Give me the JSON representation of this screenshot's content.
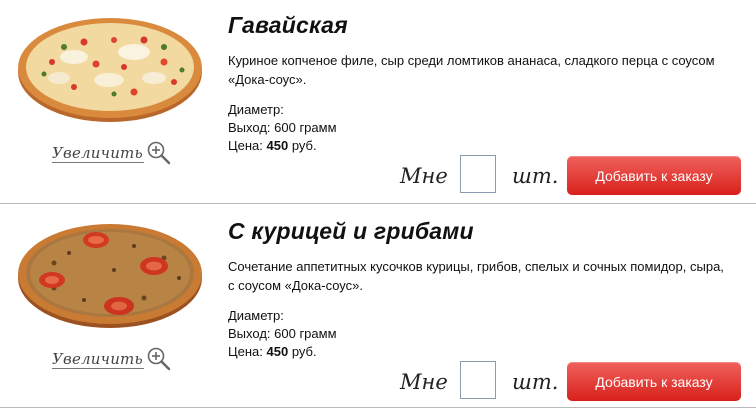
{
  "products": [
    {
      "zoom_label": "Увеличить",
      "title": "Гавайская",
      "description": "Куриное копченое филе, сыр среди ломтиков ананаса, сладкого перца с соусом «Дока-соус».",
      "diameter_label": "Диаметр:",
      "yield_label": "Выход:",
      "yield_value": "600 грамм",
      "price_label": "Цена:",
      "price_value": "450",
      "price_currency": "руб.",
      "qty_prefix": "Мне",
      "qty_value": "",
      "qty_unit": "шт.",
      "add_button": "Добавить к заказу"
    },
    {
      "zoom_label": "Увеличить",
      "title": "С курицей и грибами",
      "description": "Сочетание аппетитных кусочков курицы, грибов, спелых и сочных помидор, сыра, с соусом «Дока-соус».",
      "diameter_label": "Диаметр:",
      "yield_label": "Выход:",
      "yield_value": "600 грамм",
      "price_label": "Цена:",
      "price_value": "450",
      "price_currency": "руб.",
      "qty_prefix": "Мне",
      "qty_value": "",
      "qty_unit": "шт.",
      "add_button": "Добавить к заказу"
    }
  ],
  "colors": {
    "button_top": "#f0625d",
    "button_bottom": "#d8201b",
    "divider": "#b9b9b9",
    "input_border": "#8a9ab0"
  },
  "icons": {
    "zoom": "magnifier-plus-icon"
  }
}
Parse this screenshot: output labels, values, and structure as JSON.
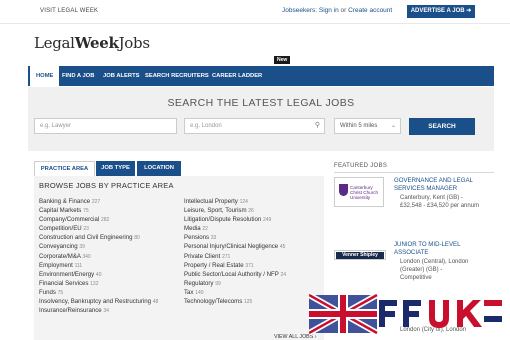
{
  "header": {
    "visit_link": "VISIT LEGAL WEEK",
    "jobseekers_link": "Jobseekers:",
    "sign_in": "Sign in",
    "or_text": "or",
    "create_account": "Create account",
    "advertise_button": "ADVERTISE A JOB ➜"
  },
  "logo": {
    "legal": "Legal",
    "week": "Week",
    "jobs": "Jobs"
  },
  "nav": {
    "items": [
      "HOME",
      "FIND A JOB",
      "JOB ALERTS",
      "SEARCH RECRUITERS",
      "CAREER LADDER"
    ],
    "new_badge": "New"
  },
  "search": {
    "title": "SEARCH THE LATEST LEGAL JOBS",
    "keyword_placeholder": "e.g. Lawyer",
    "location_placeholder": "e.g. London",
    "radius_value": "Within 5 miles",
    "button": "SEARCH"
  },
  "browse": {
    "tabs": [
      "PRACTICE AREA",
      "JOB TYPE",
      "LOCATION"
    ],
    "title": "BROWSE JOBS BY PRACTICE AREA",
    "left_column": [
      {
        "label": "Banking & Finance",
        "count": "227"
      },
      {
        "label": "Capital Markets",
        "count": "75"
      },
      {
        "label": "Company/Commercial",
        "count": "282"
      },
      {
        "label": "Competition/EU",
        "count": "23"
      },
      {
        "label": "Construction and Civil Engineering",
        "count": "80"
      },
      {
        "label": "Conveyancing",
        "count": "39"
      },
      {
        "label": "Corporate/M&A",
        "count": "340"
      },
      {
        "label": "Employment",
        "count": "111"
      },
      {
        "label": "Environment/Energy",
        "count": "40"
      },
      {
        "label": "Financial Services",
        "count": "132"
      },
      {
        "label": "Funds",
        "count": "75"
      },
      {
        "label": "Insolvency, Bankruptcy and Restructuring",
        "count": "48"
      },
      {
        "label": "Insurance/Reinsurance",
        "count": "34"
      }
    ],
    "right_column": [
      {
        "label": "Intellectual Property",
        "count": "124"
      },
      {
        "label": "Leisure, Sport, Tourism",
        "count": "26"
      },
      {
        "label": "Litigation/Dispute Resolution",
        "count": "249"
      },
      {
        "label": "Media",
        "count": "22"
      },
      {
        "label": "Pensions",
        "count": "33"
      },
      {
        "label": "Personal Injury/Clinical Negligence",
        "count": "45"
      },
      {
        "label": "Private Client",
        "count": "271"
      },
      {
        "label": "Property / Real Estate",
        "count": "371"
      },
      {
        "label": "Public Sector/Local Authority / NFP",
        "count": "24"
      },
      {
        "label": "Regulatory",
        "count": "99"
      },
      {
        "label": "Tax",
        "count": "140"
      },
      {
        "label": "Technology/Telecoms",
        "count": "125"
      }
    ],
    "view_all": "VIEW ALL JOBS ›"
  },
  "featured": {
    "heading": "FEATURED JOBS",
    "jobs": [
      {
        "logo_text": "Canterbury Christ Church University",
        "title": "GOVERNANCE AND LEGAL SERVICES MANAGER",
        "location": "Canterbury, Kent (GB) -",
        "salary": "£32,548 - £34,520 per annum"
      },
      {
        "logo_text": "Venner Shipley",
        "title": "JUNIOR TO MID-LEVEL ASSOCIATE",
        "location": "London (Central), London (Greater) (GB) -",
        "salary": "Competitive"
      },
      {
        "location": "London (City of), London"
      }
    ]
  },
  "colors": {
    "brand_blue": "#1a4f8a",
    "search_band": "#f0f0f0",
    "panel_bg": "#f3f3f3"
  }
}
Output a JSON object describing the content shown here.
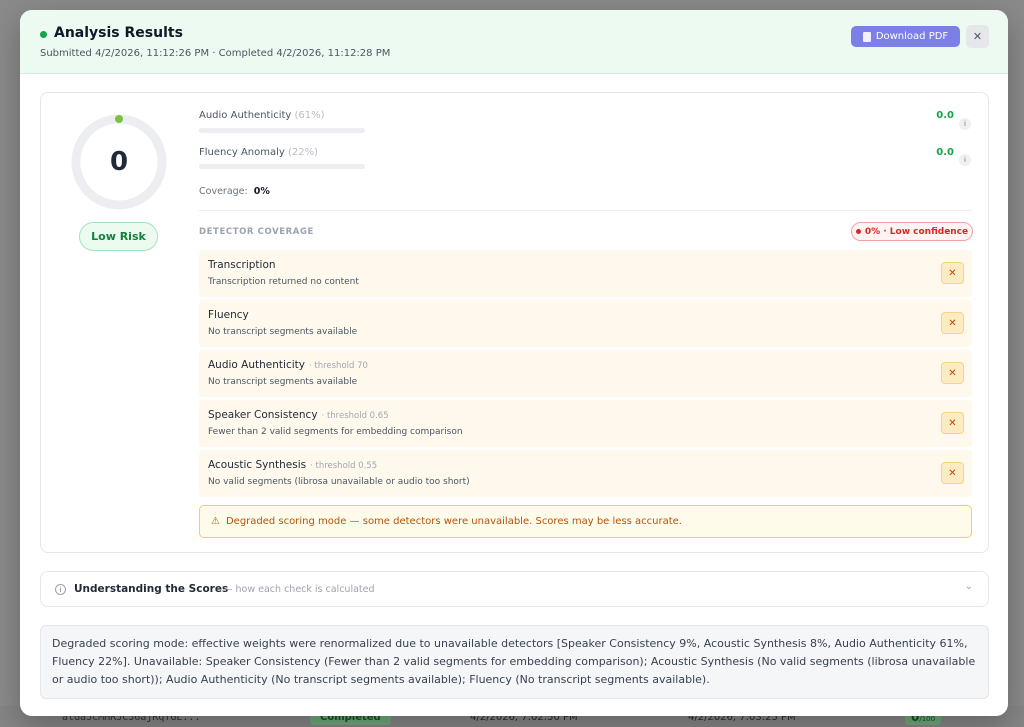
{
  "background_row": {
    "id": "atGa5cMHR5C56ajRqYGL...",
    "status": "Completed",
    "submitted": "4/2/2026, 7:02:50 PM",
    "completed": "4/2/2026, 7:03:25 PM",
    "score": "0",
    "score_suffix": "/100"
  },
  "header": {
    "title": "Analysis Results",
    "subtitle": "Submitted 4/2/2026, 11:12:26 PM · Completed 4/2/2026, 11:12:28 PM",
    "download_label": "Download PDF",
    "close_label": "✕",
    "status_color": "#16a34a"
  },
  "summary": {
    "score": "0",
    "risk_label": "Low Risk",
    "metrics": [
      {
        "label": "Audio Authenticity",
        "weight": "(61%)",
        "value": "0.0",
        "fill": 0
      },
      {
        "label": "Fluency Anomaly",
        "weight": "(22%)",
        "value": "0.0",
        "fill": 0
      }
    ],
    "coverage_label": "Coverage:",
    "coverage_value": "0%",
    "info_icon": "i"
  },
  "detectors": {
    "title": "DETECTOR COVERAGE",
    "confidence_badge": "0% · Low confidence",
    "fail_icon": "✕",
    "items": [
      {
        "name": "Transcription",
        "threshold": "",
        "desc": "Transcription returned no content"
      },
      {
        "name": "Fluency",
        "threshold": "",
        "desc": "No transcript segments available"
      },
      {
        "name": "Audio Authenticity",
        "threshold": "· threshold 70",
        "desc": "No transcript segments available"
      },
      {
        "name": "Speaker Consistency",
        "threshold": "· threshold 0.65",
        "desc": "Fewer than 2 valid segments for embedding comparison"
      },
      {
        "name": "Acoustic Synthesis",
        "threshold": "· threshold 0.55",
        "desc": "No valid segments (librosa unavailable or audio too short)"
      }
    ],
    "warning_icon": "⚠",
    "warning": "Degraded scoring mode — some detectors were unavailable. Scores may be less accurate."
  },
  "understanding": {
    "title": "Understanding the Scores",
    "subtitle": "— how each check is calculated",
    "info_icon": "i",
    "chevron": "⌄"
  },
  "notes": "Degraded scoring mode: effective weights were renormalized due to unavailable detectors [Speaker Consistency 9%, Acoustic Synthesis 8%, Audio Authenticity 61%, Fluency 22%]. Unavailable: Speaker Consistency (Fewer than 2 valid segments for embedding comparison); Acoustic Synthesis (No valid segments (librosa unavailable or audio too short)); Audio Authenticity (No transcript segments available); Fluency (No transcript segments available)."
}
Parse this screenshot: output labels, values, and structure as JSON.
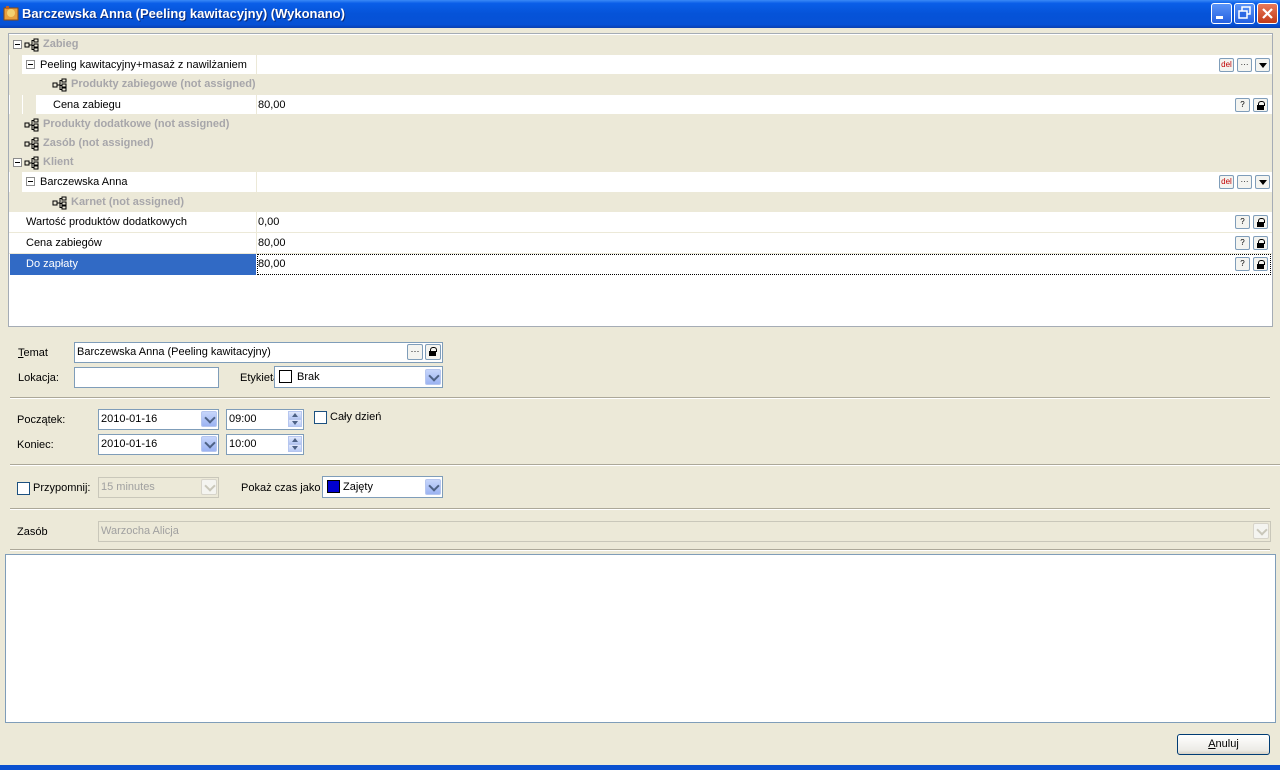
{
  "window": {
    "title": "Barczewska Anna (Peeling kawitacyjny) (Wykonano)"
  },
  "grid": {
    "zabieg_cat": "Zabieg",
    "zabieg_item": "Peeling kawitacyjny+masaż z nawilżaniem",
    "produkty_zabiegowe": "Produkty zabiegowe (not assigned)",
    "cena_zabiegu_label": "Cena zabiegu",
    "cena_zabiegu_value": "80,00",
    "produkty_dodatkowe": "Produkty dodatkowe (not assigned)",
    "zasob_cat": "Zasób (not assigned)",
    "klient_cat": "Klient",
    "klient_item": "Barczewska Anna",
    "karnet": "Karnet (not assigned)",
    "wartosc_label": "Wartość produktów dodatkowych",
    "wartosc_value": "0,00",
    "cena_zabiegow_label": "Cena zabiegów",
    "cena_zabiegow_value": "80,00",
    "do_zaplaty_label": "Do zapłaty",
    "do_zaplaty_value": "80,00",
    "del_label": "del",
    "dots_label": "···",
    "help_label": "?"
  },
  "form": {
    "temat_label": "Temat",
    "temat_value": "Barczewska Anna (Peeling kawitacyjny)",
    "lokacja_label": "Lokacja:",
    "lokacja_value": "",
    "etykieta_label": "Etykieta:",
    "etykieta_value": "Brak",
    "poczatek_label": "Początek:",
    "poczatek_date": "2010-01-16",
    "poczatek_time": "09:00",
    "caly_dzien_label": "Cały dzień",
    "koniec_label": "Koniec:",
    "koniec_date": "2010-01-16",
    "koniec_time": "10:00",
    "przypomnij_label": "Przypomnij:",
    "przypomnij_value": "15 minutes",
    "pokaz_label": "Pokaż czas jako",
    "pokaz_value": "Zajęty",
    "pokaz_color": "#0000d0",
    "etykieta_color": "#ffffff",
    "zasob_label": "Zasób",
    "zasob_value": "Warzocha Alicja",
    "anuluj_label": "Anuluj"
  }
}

> **Given task**
In the entries above, find lines with "subtitle" and copy each.

> **Result below**
    "subtitle": "Submitted 4/2/2026, 11:12:26 PM · Completed 4/2/2026, 11:12:28 PM",
    "subtitle": "— how each check is calculated",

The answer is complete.